[Entries from a dataset]
==========
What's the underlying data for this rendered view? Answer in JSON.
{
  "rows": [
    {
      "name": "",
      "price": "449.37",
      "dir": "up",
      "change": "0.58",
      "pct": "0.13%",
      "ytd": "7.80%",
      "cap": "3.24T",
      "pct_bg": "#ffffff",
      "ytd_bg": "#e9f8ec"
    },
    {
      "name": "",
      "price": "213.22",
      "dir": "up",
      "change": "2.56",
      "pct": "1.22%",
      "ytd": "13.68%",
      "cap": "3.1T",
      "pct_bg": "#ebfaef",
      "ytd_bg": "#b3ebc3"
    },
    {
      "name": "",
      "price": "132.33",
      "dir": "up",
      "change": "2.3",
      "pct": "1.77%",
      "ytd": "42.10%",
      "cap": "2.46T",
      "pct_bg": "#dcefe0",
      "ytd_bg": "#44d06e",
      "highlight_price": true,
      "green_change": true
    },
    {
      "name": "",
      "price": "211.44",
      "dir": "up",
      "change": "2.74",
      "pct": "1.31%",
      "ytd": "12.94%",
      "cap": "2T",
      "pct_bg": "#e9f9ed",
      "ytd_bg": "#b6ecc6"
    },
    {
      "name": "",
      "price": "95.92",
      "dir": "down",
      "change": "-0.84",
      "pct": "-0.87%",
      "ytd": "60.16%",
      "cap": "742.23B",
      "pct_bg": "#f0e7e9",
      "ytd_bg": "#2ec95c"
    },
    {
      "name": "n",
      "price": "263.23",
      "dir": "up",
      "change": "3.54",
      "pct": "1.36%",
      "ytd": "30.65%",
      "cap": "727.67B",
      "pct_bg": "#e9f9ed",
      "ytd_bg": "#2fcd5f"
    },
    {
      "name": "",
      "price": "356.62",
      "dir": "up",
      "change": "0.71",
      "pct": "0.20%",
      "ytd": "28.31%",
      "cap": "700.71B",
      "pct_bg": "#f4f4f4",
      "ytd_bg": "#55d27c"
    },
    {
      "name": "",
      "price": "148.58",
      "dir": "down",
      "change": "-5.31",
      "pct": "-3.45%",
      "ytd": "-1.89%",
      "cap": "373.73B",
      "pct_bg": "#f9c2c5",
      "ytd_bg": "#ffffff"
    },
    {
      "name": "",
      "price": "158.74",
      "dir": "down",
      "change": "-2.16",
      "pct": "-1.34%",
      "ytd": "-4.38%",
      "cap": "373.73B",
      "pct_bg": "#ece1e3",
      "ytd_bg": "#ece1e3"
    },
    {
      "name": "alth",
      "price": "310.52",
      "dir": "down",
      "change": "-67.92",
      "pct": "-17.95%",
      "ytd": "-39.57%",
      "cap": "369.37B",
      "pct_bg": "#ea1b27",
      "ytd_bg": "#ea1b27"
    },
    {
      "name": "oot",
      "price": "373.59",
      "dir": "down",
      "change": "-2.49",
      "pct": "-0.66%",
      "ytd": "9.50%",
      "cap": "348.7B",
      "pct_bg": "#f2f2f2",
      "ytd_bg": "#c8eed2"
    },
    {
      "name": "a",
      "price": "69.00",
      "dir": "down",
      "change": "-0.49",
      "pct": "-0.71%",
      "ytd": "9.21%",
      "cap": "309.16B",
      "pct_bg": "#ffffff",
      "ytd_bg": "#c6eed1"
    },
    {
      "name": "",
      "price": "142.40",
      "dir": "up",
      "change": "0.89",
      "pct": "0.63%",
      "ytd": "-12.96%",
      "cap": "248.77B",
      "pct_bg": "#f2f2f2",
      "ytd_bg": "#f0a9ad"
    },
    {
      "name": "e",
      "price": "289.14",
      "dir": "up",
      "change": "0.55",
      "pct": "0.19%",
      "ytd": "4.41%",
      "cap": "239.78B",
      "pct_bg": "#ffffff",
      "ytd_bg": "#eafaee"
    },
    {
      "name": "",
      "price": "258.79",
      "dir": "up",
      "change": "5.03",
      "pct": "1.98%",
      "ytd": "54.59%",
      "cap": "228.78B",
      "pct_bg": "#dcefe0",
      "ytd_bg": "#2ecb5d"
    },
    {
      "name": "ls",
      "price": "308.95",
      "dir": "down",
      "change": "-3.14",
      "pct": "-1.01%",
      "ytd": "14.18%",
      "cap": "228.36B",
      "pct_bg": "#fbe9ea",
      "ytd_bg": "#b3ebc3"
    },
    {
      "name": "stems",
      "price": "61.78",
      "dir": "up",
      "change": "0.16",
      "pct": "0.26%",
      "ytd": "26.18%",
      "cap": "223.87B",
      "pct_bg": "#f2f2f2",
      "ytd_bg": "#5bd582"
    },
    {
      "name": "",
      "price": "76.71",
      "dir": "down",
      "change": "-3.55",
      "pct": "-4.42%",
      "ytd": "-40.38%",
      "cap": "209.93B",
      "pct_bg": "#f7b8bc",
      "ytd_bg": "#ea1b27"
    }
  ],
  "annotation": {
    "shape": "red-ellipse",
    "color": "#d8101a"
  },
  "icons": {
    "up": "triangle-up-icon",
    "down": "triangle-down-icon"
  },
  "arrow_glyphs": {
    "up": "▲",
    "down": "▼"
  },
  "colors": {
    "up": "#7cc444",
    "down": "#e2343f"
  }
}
==========
**Set exercise**
Identify the lines in the entries above that contain "triangle", then copy them out.

**Solution for this task**
    "up": "triangle-up-icon",
    "down": "triangle-down-icon"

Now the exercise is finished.